**Given instruction**
Reproduce every line of the records below verbatim, but leave the picture out of your copy.

## Begin Stored rows

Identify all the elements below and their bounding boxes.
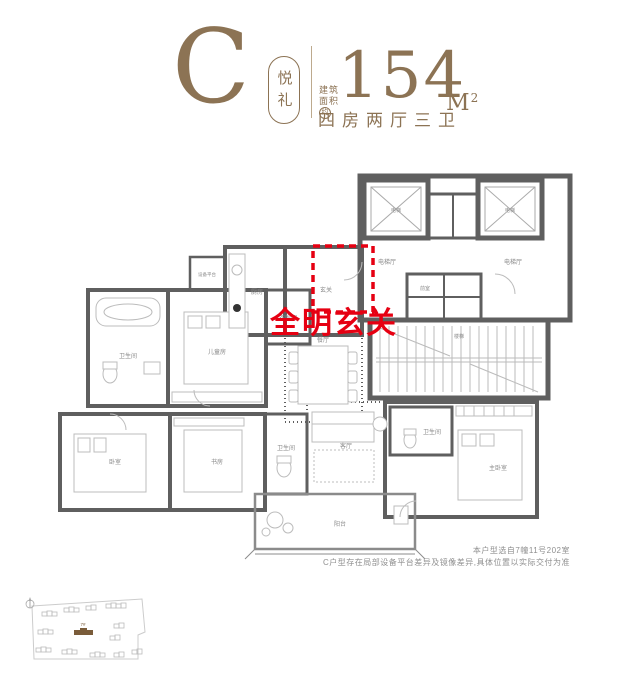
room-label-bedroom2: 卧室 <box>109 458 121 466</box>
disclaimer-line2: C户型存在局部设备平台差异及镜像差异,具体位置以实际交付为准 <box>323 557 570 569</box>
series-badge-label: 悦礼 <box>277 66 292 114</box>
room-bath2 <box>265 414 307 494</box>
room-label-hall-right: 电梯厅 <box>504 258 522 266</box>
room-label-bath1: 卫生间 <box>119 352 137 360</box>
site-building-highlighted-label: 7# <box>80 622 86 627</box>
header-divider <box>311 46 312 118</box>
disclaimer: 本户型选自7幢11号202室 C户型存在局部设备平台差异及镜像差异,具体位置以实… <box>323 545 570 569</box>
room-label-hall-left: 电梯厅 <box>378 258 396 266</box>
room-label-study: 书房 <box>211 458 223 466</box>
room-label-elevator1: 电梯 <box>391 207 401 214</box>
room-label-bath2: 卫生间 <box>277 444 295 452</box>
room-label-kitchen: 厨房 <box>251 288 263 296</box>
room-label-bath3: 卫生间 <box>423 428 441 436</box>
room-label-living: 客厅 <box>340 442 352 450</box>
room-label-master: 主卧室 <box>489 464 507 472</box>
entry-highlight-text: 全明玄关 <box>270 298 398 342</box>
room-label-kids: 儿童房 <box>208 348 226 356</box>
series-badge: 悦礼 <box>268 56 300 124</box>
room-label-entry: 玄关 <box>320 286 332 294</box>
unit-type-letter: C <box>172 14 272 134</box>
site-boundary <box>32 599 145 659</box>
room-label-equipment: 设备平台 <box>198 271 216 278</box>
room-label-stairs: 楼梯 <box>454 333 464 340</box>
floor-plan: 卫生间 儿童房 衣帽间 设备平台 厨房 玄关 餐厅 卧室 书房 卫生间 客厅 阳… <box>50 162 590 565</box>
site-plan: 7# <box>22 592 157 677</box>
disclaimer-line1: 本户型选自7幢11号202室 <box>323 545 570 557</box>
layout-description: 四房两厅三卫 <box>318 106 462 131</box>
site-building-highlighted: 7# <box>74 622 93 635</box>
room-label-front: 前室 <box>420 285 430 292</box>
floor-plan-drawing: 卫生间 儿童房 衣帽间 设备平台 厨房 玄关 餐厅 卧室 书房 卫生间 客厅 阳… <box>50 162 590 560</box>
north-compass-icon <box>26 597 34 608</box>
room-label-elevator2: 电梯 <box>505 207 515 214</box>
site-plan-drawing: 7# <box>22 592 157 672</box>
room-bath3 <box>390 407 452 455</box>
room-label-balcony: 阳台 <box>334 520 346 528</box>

## End Stored rows

**Solution for this task**
Identify all the elements below and their bounding boxes.
room-label-bedroom2: 卧室 <box>109 458 121 466</box>
disclaimer-line2: C户型存在局部设备平台差异及镜像差异,具体位置以实际交付为准 <box>323 557 570 569</box>
series-badge-label: 悦礼 <box>277 66 292 114</box>
room-bath2 <box>265 414 307 494</box>
room-label-hall-right: 电梯厅 <box>504 258 522 266</box>
room-label-bath1: 卫生间 <box>119 352 137 360</box>
site-building-highlighted-label: 7# <box>80 622 86 627</box>
header-divider <box>311 46 312 118</box>
disclaimer: 本户型选自7幢11号202室 C户型存在局部设备平台差异及镜像差异,具体位置以实… <box>323 545 570 569</box>
room-label-hall-left: 电梯厅 <box>378 258 396 266</box>
room-label-study: 书房 <box>211 458 223 466</box>
room-label-elevator1: 电梯 <box>391 207 401 214</box>
room-label-bath2: 卫生间 <box>277 444 295 452</box>
room-label-kitchen: 厨房 <box>251 288 263 296</box>
room-label-bath3: 卫生间 <box>423 428 441 436</box>
room-label-living: 客厅 <box>340 442 352 450</box>
room-label-master: 主卧室 <box>489 464 507 472</box>
entry-highlight-text: 全明玄关 <box>270 298 398 342</box>
room-label-kids: 儿童房 <box>208 348 226 356</box>
series-badge: 悦礼 <box>268 56 300 124</box>
room-label-entry: 玄关 <box>320 286 332 294</box>
unit-type-letter: C <box>172 14 272 134</box>
site-boundary <box>32 599 145 659</box>
room-label-equipment: 设备平台 <box>198 271 216 278</box>
room-label-stairs: 楼梯 <box>454 333 464 340</box>
floor-plan: 卫生间 儿童房 衣帽间 设备平台 厨房 玄关 餐厅 卧室 书房 卫生间 客厅 阳… <box>50 162 590 565</box>
site-plan: 7# <box>22 592 157 677</box>
disclaimer-line1: 本户型选自7幢11号202室 <box>323 545 570 557</box>
layout-description: 四房两厅三卫 <box>318 106 462 131</box>
site-building-highlighted: 7# <box>74 622 93 635</box>
room-label-front: 前室 <box>420 285 430 292</box>
floor-plan-drawing: 卫生间 儿童房 衣帽间 设备平台 厨房 玄关 餐厅 卧室 书房 卫生间 客厅 阳… <box>50 162 590 560</box>
north-compass-icon <box>26 597 34 608</box>
room-label-elevator2: 电梯 <box>505 207 515 214</box>
site-plan-drawing: 7# <box>22 592 157 672</box>
room-bath3 <box>390 407 452 455</box>
room-label-balcony: 阳台 <box>334 520 346 528</box>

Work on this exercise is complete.